* TASK OBJECTIVE *
Below are some records; retype all of them exactly.

* Dataset items *
- - - - -

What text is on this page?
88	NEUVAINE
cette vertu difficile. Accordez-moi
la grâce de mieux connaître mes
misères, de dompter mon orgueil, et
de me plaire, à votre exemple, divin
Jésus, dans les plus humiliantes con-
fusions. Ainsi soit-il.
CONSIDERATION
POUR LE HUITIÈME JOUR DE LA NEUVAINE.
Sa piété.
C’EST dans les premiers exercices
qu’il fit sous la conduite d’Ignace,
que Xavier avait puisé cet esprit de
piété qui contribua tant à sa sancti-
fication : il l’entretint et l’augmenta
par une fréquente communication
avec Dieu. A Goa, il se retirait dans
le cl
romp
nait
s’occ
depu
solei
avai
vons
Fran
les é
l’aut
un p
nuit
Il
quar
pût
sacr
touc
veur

- - - - -

* EXERCISE OUTPUT *
What text is on this page?
88	NEUVAINE
cette vertu difficile. Accordez-moi
la grâce de mieux connaître mes
misères, de dompter mon orgueil, et
de me plaire, à votre exemple, divin
Jésus, dans les plus humiliantes con-
fusions. Ainsi soit-il.
CONSIDERATION
POUR LE HUITIÈME JOUR DE LA NEUVAINE.
Sa piété.
C’EST dans les premiers exercices
qu’il fit sous la conduite d’Ignace,
que Xavier avait puisé cet esprit de
piété qui contribua tant à sa sancti-
fication : il l’entretint et l’augmenta
par une fréquente communication
avec Dieu. A Goa, il se retirait dans
le cl
romp
nait
s’occ
depu
solei
avai
vons
Fran
les é
l’aut
un p
nuit
Il
quar
pût
sacr
touc
veur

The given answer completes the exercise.